Task goal - Quote all of the data exactly as given. Skip every picture it contains.

┄┄┄┄┄┄┄┄┄┄

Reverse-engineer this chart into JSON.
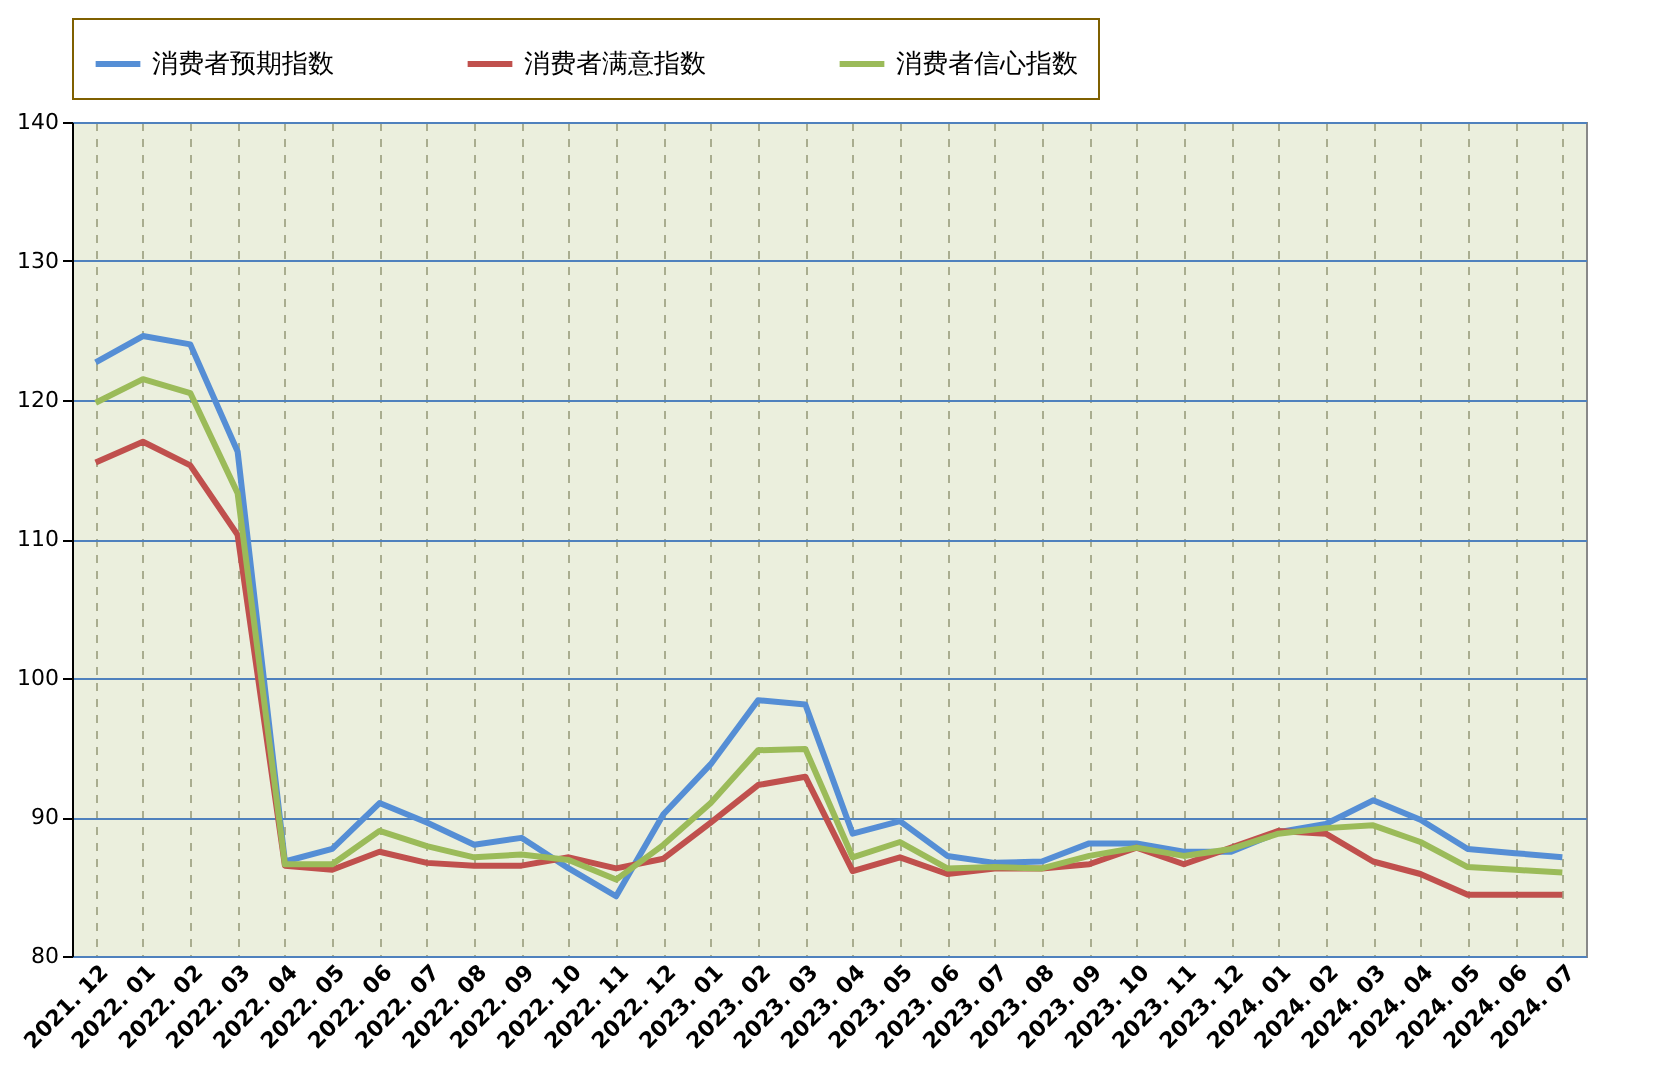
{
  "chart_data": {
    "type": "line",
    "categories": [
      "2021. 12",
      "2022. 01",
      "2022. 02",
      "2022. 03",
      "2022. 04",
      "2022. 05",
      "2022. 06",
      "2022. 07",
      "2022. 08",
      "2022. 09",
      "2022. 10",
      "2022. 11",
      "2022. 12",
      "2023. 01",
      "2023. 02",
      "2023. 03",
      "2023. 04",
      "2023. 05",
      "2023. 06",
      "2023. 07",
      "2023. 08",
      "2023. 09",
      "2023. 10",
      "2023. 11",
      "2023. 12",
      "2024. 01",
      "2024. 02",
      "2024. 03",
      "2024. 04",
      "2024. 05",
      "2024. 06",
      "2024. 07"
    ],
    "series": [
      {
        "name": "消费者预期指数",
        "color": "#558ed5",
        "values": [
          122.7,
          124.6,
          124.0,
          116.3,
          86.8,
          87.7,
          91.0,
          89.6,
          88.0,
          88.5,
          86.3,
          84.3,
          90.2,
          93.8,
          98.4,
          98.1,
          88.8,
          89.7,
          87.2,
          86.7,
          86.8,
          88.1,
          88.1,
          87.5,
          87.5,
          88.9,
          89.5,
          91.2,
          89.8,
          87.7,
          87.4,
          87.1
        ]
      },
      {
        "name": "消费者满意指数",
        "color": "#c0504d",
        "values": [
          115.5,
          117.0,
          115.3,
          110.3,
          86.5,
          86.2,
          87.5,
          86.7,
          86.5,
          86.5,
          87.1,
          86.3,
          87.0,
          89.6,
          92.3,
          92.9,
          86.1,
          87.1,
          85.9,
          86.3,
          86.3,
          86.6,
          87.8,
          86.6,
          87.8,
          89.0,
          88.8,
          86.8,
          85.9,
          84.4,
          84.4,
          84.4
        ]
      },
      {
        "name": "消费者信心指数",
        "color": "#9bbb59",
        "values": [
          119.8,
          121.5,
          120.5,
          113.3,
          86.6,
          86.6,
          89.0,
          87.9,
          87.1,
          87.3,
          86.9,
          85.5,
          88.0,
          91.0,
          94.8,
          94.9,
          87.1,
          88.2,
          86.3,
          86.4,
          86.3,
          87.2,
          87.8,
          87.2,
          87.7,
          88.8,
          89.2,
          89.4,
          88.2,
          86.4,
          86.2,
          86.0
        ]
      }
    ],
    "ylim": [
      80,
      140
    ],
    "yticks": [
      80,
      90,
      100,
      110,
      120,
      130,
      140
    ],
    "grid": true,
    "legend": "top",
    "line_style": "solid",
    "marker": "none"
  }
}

┄┄┄┄┄┄┄┄┄┄

Written solution -
Reverse-engineer this chart into JSON.
{
  "chart_data": {
    "type": "line",
    "categories": [
      "2021. 12",
      "2022. 01",
      "2022. 02",
      "2022. 03",
      "2022. 04",
      "2022. 05",
      "2022. 06",
      "2022. 07",
      "2022. 08",
      "2022. 09",
      "2022. 10",
      "2022. 11",
      "2022. 12",
      "2023. 01",
      "2023. 02",
      "2023. 03",
      "2023. 04",
      "2023. 05",
      "2023. 06",
      "2023. 07",
      "2023. 08",
      "2023. 09",
      "2023. 10",
      "2023. 11",
      "2023. 12",
      "2024. 01",
      "2024. 02",
      "2024. 03",
      "2024. 04",
      "2024. 05",
      "2024. 06",
      "2024. 07"
    ],
    "series": [
      {
        "name": "消费者预期指数",
        "color": "#558ed5",
        "values": [
          122.7,
          124.6,
          124.0,
          116.3,
          86.8,
          87.7,
          91.0,
          89.6,
          88.0,
          88.5,
          86.3,
          84.3,
          90.2,
          93.8,
          98.4,
          98.1,
          88.8,
          89.7,
          87.2,
          86.7,
          86.8,
          88.1,
          88.1,
          87.5,
          87.5,
          88.9,
          89.5,
          91.2,
          89.8,
          87.7,
          87.4,
          87.1
        ]
      },
      {
        "name": "消费者满意指数",
        "color": "#c0504d",
        "values": [
          115.5,
          117.0,
          115.3,
          110.3,
          86.5,
          86.2,
          87.5,
          86.7,
          86.5,
          86.5,
          87.1,
          86.3,
          87.0,
          89.6,
          92.3,
          92.9,
          86.1,
          87.1,
          85.9,
          86.3,
          86.3,
          86.6,
          87.8,
          86.6,
          87.8,
          89.0,
          88.8,
          86.8,
          85.9,
          84.4,
          84.4,
          84.4
        ]
      },
      {
        "name": "消费者信心指数",
        "color": "#9bbb59",
        "values": [
          119.8,
          121.5,
          120.5,
          113.3,
          86.6,
          86.6,
          89.0,
          87.9,
          87.1,
          87.3,
          86.9,
          85.5,
          88.0,
          91.0,
          94.8,
          94.9,
          87.1,
          88.2,
          86.3,
          86.4,
          86.3,
          87.2,
          87.8,
          87.2,
          87.7,
          88.8,
          89.2,
          89.4,
          88.2,
          86.4,
          86.2,
          86.0
        ]
      }
    ],
    "ylim": [
      80,
      140
    ],
    "yticks": [
      80,
      90,
      100,
      110,
      120,
      130,
      140
    ],
    "grid": true,
    "legend": "top",
    "line_style": "solid",
    "marker": "none"
  }
}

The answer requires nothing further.